→ Figure record listings
--- start ---
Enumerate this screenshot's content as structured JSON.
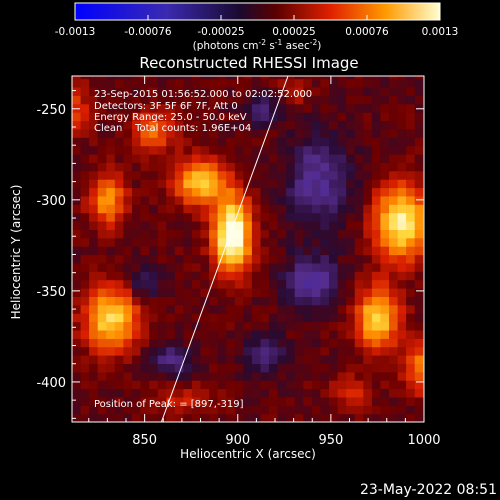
{
  "chart_data": {
    "type": "heatmap",
    "title": "Reconstructed RHESSI Image",
    "xlabel": "Heliocentric X (arcsec)",
    "ylabel": "Heliocentric Y (arcsec)",
    "xlim": [
      811,
      1000
    ],
    "ylim": [
      -422,
      -232
    ],
    "x_ticks": [
      850,
      900,
      950,
      1000
    ],
    "y_ticks": [
      -250,
      -300,
      -350,
      -400
    ],
    "grid": false,
    "colormap": "blue-black-red-yellow-white",
    "colorbar": {
      "min": -0.0013,
      "max": 0.0013,
      "ticks": [
        "-0.0013",
        "-0.00076",
        "-0.00025",
        "0.00025",
        "0.00076",
        "0.0013"
      ],
      "label_main": "(photons cm",
      "label_exp1": "-2",
      "label_mid": " s",
      "label_exp2": "-1",
      "label_end": " asec",
      "label_exp3": "-2",
      "label_close": ")"
    },
    "annotations": {
      "time_range": "23-Sep-2015 01:56:52.000 to 02:02:52.000",
      "detectors": "Detectors: 3F 5F 6F 7F, Att 0",
      "energy": "Energy Range: 25.0 - 50.0 keV",
      "clean": "Clean    Total counts: 1.96E+04",
      "peak": "Position of Peak: = [897,-319]"
    },
    "peak": [
      897,
      -319
    ],
    "limb_line": [
      [
        859,
        -422
      ],
      [
        927,
        -232
      ]
    ],
    "sources": [
      {
        "x": 897,
        "y": -319,
        "sx": 7,
        "sy": 14,
        "amp": 1.0
      },
      {
        "x": 880,
        "y": -290,
        "sx": 10,
        "sy": 9,
        "amp": 0.65
      },
      {
        "x": 855,
        "y": -262,
        "sx": 8,
        "sy": 8,
        "amp": 0.4
      },
      {
        "x": 830,
        "y": -300,
        "sx": 7,
        "sy": 10,
        "amp": 0.5
      },
      {
        "x": 832,
        "y": -365,
        "sx": 10,
        "sy": 12,
        "amp": 0.7
      },
      {
        "x": 810,
        "y": -250,
        "sx": 8,
        "sy": 10,
        "amp": 0.3
      },
      {
        "x": 988,
        "y": -312,
        "sx": 10,
        "sy": 14,
        "amp": 0.8
      },
      {
        "x": 975,
        "y": -365,
        "sx": 8,
        "sy": 12,
        "amp": 0.7
      },
      {
        "x": 1000,
        "y": -392,
        "sx": 8,
        "sy": 10,
        "amp": 0.45
      },
      {
        "x": 960,
        "y": -405,
        "sx": 8,
        "sy": 6,
        "amp": 0.25
      },
      {
        "x": 930,
        "y": -240,
        "sx": 6,
        "sy": 6,
        "amp": 0.2
      },
      {
        "x": 870,
        "y": -410,
        "sx": 12,
        "sy": 6,
        "amp": 0.2
      },
      {
        "x": 943,
        "y": -290,
        "sx": 12,
        "sy": 18,
        "amp": -0.35
      },
      {
        "x": 940,
        "y": -345,
        "sx": 10,
        "sy": 10,
        "amp": -0.4
      },
      {
        "x": 850,
        "y": -345,
        "sx": 6,
        "sy": 6,
        "amp": -0.25
      },
      {
        "x": 865,
        "y": -388,
        "sx": 8,
        "sy": 6,
        "amp": -0.3
      },
      {
        "x": 915,
        "y": -385,
        "sx": 8,
        "sy": 8,
        "amp": -0.25
      },
      {
        "x": 913,
        "y": -250,
        "sx": 7,
        "sy": 6,
        "amp": -0.25
      }
    ]
  },
  "footer": {
    "date": "23-May-2022 08:51"
  }
}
--- end ---
→ Directive
Answer only with how many lines in the records include "arcsec".

→ Result
2